» **Your task**
Report how many lines hold the string "ΕΙΔΗΣΕΙΣ". Give the number and nothing else.

━━━━━━━━

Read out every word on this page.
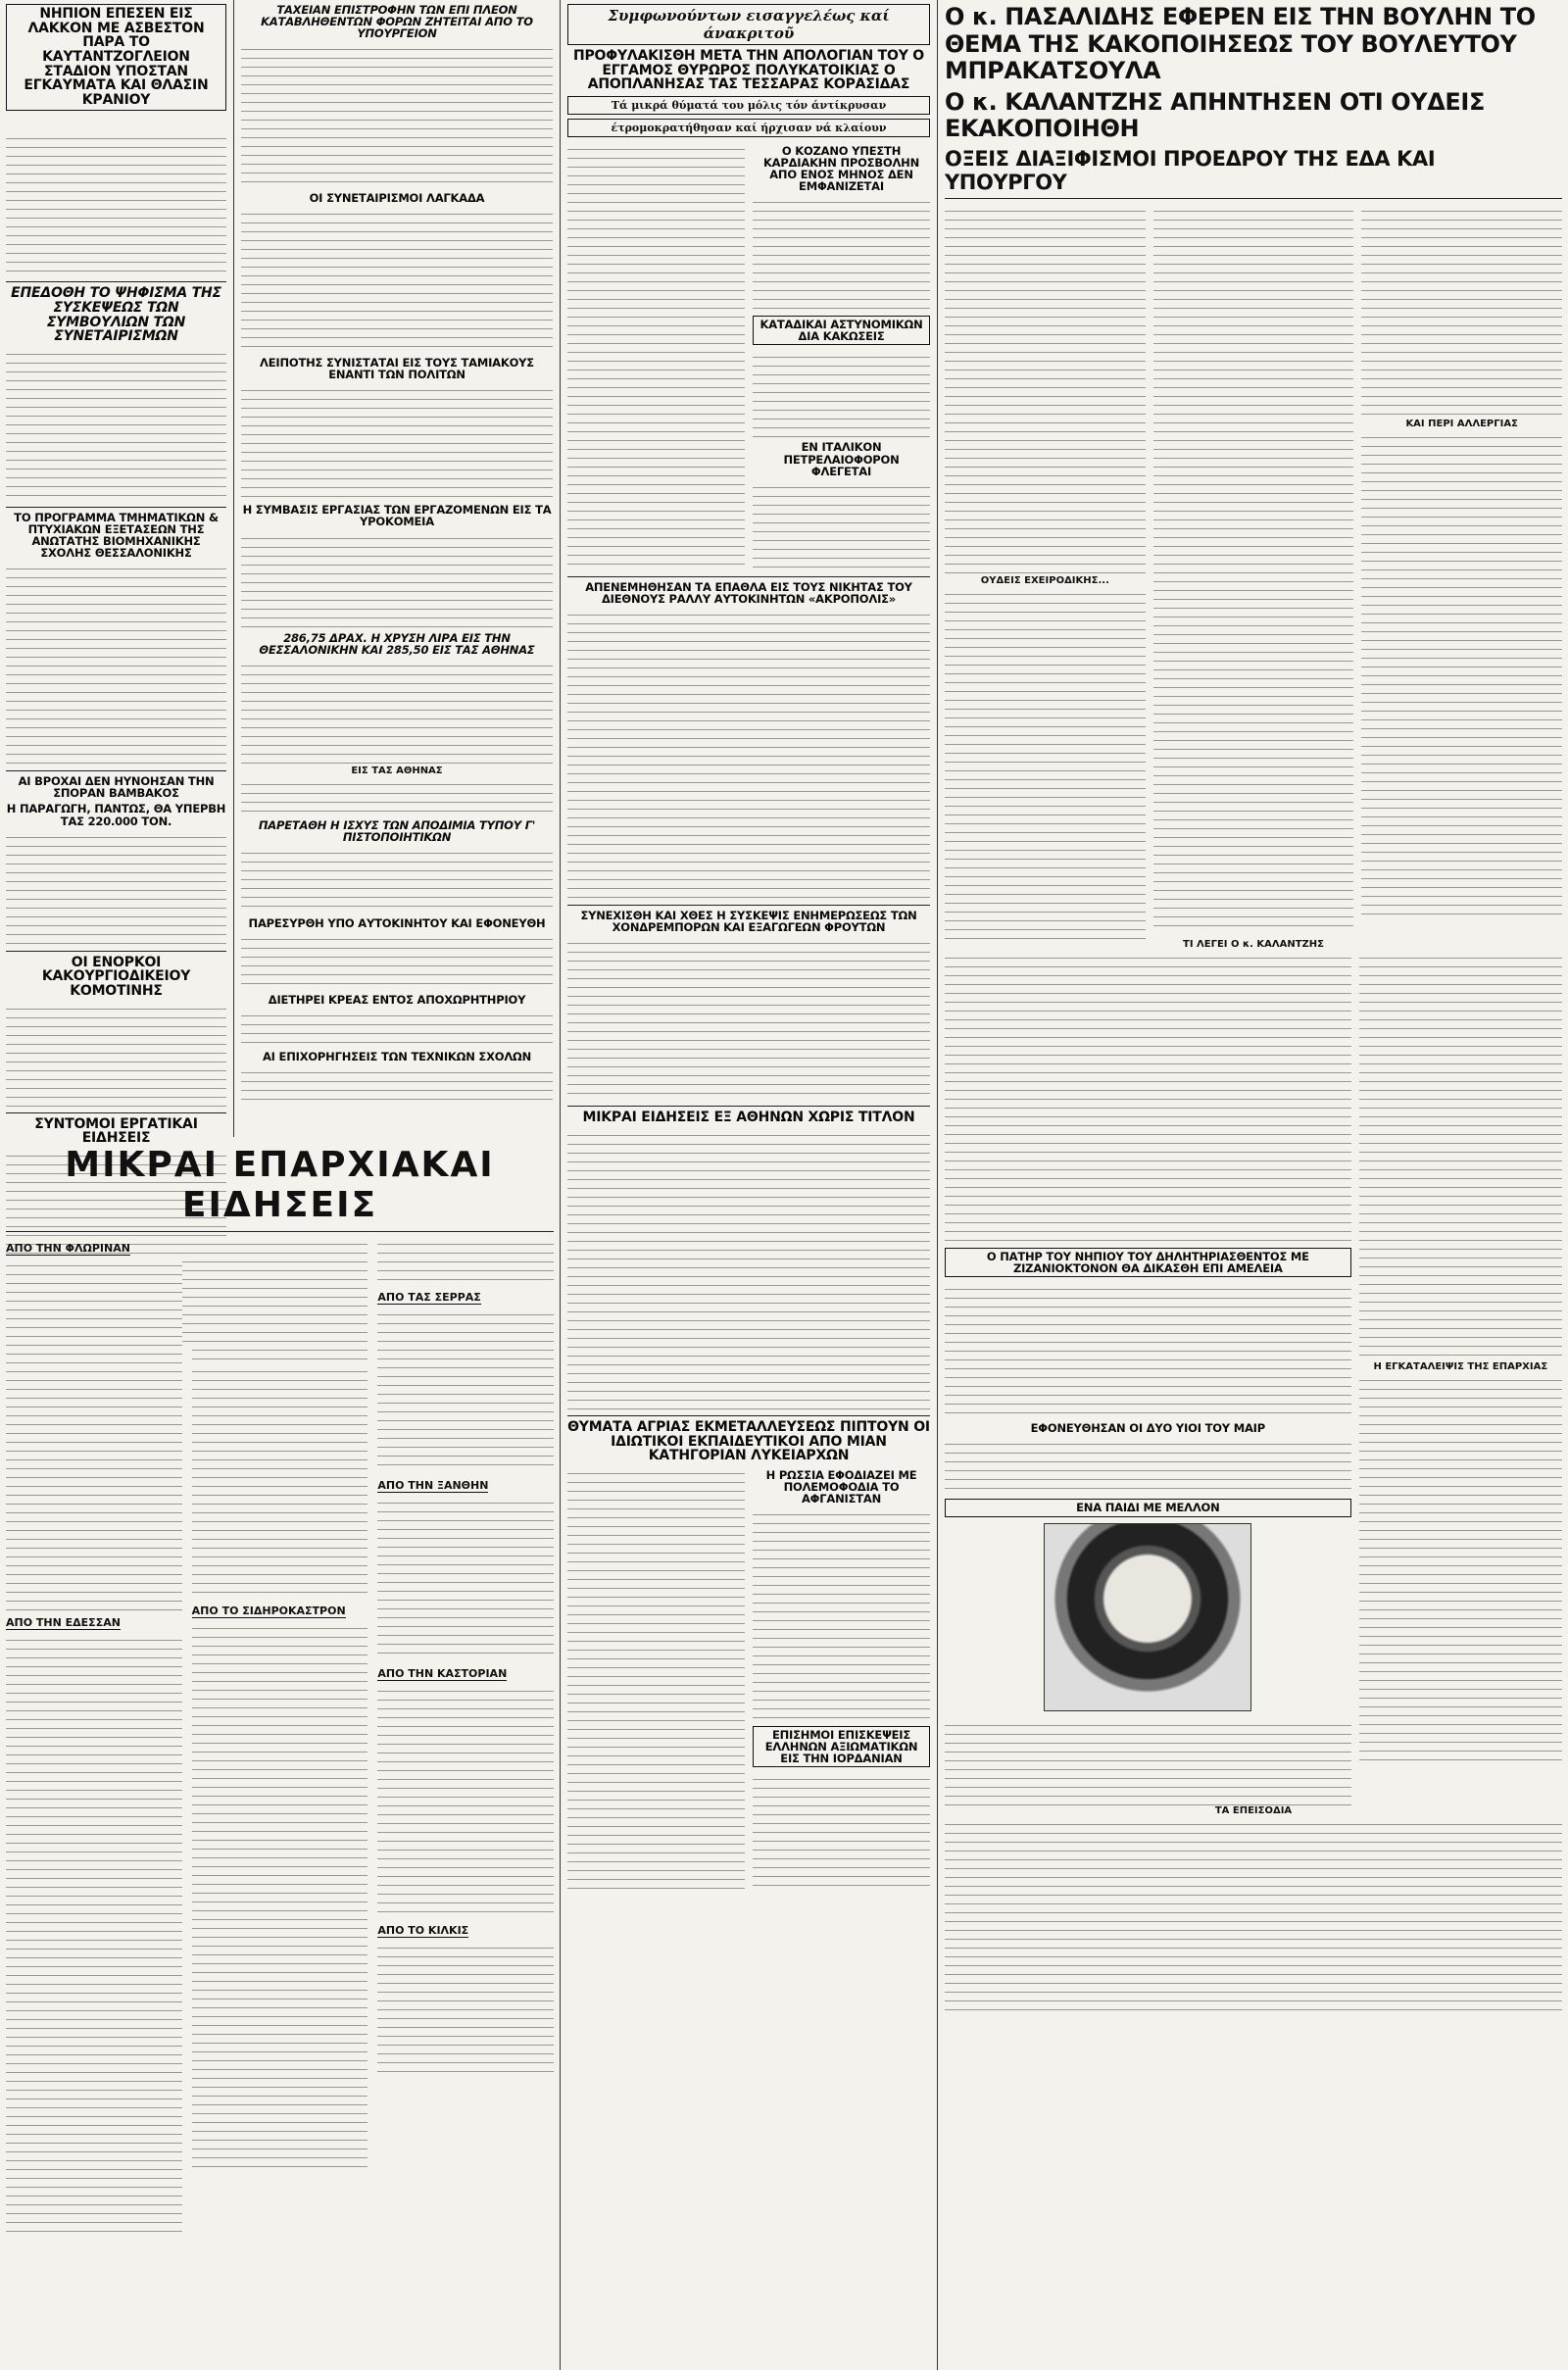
ΝΗΠΙΟΝ ΕΠΕΣΕΝ ΕΙΣ ΛΑΚΚΟΝ ΜΕ ΑΣΒΕΣΤΟΝ ΠΑΡΑ ΤΟ ΚΑΥΤΑΝΤΖΟΓΛΕΙΟΝ ΣΤΑΔΙΟΝ ΥΠΟΣΤΑΝ ΕΓΚΑΥΜΑΤΑ ΚΑΙ ΘΛΑΣΙΝ ΚΡΑΝΙΟΥ
ΕΠΕΔΟΘΗ ΤΟ ΨΗΦΙΣΜΑ ΤΗΣ ΣΥΣΚΕΨΕΩΣ ΤΩΝ ΣΥΜΒΟΥΛΙΩΝ ΤΩΝ ΣΥΝΕΤΑΙΡΙΣΜΩΝ
ΤΟ ΠΡΟΓΡΑΜΜΑ ΤΜΗΜΑΤΙΚΩΝ & ΠΤΥΧΙΑΚΩΝ ΕΞΕΤΑΣΕΩΝ ΤΗΣ ΑΝΩΤΑΤΗΣ ΒΙΟΜΗΧΑΝΙΚΗΣ ΣΧΟΛΗΣ ΘΕΣΣΑΛΟΝΙΚΗΣ
ΑΙ ΒΡΟΧΑΙ ΔΕΝ ΗΥΝΟΗΣΑΝ ΤΗΝ ΣΠΟΡΑΝ ΒΑΜΒΑΚΟΣ
Η ΠΑΡΑΓΩΓΗ, ΠΑΝΤΩΣ, ΘΑ ΥΠΕΡΒΗ ΤΑΣ 220.000 ΤΟΝ.
ΟΙ ΕΝΟΡΚΟΙ ΚΑΚΟΥΡΓΙΟΔΙΚΕΙΟΥ ΚΟΜΟΤΙΝΗΣ
ΣΥΝΤΟΜΟΙ ΕΡΓΑΤΙΚΑΙ ΕΙΔΗΣΕΙΣ
ΤΑΧΕΙΑΝ ΕΠΙΣΤΡΟΦΗΝ ΤΩΝ ΕΠΙ ΠΛΕΟΝ ΚΑΤΑΒΛΗΘΕΝΤΩΝ ΦΟΡΩΝ ΖΗΤΕΙΤΑΙ ΑΠΟ ΤΟ ΥΠΟΥΡΓΕΙΟΝ
ΟΙ ΣΥΝΕΤΑΙΡΙΣΜΟΙ ΛΑΓΚΑΔΑ
ΛΕΙΠΟΤΗΣ ΣΥΝΙΣΤΑΤΑΙ ΕΙΣ ΤΟΥΣ ΤΑΜΙΑΚΟΥΣ ΕΝΑΝΤΙ ΤΩΝ ΠΟΛΙΤΩΝ
Η ΣΥΜΒΑΣΙΣ ΕΡΓΑΣΙΑΣ ΤΩΝ ΕΡΓΑΖΟΜΕΝΩΝ ΕΙΣ ΤΑ ΥΡΟΚΟΜΕΙΑ
286,75 ΔΡΑΧ. Η ΧΡΥΣΗ ΛΙΡΑ ΕΙΣ ΤΗΝ ΘΕΣΣΑΛΟΝΙΚΗΝ ΚΑΙ 285,50 ΕΙΣ ΤΑΣ ΑΘΗΝΑΣ
ΕΙΣ ΤΑΣ ΑΘΗΝΑΣ
ΠΑΡΕΤΑΘΗ Η ΙΣΧΥΣ ΤΩΝ ΑΠΟΔΙΜΙΑ ΤΥΠΟΥ Γ' ΠΙΣΤΟΠΟΙΗΤΙΚΩΝ
ΠΑΡΕΣΥΡΘΗ ΥΠΟ ΑΥΤΟΚΙΝΗΤΟΥ ΚΑΙ ΕΦΟΝΕΥΘΗ
ΔΙΕΤΗΡΕΙ ΚΡΕΑΣ ΕΝΤΟΣ ΑΠΟΧΩΡΗΤΗΡΙΟΥ
ΑΙ ΕΠΙΧΟΡΗΓΗΣΕΙΣ ΤΩΝ ΤΕΧΝΙΚΩΝ ΣΧΟΛΩΝ
Συμφωνούντων εισαγγελέως καί άνακριτοῦ
ΠΡΟΦΥΛΑΚΙΣΘΗ ΜΕΤΑ ΤΗΝ ΑΠΟΛΟΓΙΑΝ ΤΟΥ Ο ΕΓΓΑΜΟΣ ΘΥΡΩΡΟΣ ΠΟΛΥΚΑΤΟΙΚΙΑΣ Ο ΑΠΟΠΛΑΝΗΣΑΣ ΤΑΣ ΤΕΣΣΑΡΑΣ ΚΟΡΑΣΙΔΑΣ
Τά μικρά θύματά του μόλις τόν άντίκρυσαν
έτρομοκρατήθησαν καί ήρχισαν νά κλαίουν
Ο ΚΟΖΑΝΟ ΥΠΕΣΤΗ ΚΑΡΔΙΑΚΗΝ ΠΡΟΣΒΟΛΗΝ ΑΠΟ ΕΝΟΣ ΜΗΝΟΣ ΔΕΝ ΕΜΦΑΝΙΖΕΤΑΙ
ΚΑΤΑΔΙΚΑΙ ΑΣΤΥΝΟΜΙΚΩΝ ΔΙΑ ΚΑΚΩΣΕΙΣ
ΕΝ ΙΤΑΛΙΚΟΝ ΠΕΤΡΕΛΑΙΟΦΟΡΟΝ ΦΛΕΓΕΤΑΙ
ΑΠΕΝΕΜΗΘΗΣΑΝ ΤΑ ΕΠΑΘΛΑ ΕΙΣ ΤΟΥΣ ΝΙΚΗΤΑΣ ΤΟΥ ΔΙΕΘΝΟΥΣ ΡΑΛΛΥ ΑΥΤΟΚΙΝΗΤΩΝ «ΑΚΡΟΠΟΛΙΣ»
ΣΥΝΕΧΙΣΘΗ ΚΑΙ ΧΘΕΣ Η ΣΥΣΚΕΨΙΣ ΕΝΗΜΕΡΩΣΕΩΣ ΤΩΝ ΧΟΝΔΡΕΜΠΟΡΩΝ ΚΑΙ ΕΞΑΓΩΓΕΩΝ ΦΡΟΥΤΩΝ
ΜΙΚΡΑΙ ΕΙΔΗΣΕΙΣ ΕΞ ΑΘΗΝΩΝ ΧΩΡΙΣ ΤΙΤΛΟΝ
ΘΥΜΑΤΑ ΑΓΡΙΑΣ ΕΚΜΕΤΑΛΛΕΥΣΕΩΣ ΠΙΠΤΟΥΝ ΟΙ ΙΔΙΩΤΙΚΟΙ ΕΚΠΑΙΔΕΥΤΙΚΟΙ ΑΠΟ ΜΙΑΝ ΚΑΤΗΓΟΡΙΑΝ ΛΥΚΕΙΑΡΧΩΝ
Η ΡΩΣΣΙΑ ΕΦΟΔΙΑΖΕΙ ΜΕ ΠΟΛΕΜΟΦΟΔΙΑ ΤΟ ΑΦΓΑΝΙΣΤΑΝ
ΕΠΙΣΗΜΟΙ ΕΠΙΣΚΕΨΕΙΣ ΕΛΛΗΝΩΝ ΑΞΙΩΜΑΤΙΚΩΝ ΕΙΣ ΤΗΝ ΙΟΡΔΑΝΙΑΝ
ΜΙΚΡΑΙ ΕΠΑΡΧΙΑΚΑΙ ΕΙΔΗΣΕΙΣ
ΑΠΟ ΤΗΝ ΦΛΩΡΙΝΑΝ
ΑΠΟ ΤΗΝ ΕΔΕΣΣΑΝ
ΑΠΟ ΤΟ ΣΙΔΗΡΟΚΑΣΤΡΟΝ
ΑΠΟ ΤΑΣ ΣΕΡΡΑΣ
ΑΠΟ ΤΗΝ ΞΑΝΘΗΝ
ΑΠΟ ΤΗΝ ΚΑΣΤΟΡΙΑΝ
ΑΠΟ ΤΟ ΚΙΛΚΙΣ
Ο κ. ΠΑΣΑΛΙΔΗΣ ΕΦΕΡΕΝ ΕΙΣ ΤΗΝ ΒΟΥΛΗΝ ΤΟ ΘΕΜΑ ΤΗΣ ΚΑΚΟΠΟΙΗΣΕΩΣ ΤΟΥ ΒΟΥΛΕΥΤΟΥ ΜΠΡΑΚΑΤΣΟΥΛΑ
Ο κ. ΚΑΛΑΝΤΖΗΣ ΑΠΗΝΤΗΣΕΝ ΟΤΙ ΟΥΔΕΙΣ ΕΚΑΚΟΠΟΙΗΘΗ
ΟΞΕΙΣ ΔΙΑΞΙΦΙΣΜΟΙ ΠΡΟΕΔΡΟΥ ΤΗΣ ΕΔΑ ΚΑΙ ΥΠΟΥΡΓΟΥ
ΟΥΔΕΙΣ ΕΧΕΙΡΟΔΙΚΗΣ...
ΚΑΙ ΠΕΡΙ ΑΛΛΕΡΓΙΑΣ
ΤΙ ΛΕΓΕΙ Ο κ. ΚΑΛΑΝΤΖΗΣ
Ο ΠΑΤΗΡ ΤΟΥ ΝΗΠΙΟΥ ΤΟΥ ΔΗΛΗΤΗΡΙΑΣΘΕΝΤΟΣ ΜΕ ΖΙΖΑΝΙΟΚΤΟΝΟΝ ΘΑ ΔΙΚΑΣΘΗ ΕΠΙ ΑΜΕΛΕΙΑ
ΕΦΟΝΕΥΘΗΣΑΝ ΟΙ ΔΥΟ ΥΙΟΙ ΤΟΥ ΜΑΙΡ
ΕΝΑ ΠΑΙΔΙ ΜΕ ΜΕΛΛΟΝ
Η ΕΓΚΑΤΑΛΕΙΨΙΣ ΤΗΣ ΕΠΑΡΧΙΑΣ
ΤΑ ΕΠΕΙΣΟΔΙΑ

━━━━━━━━

» **Task response**
3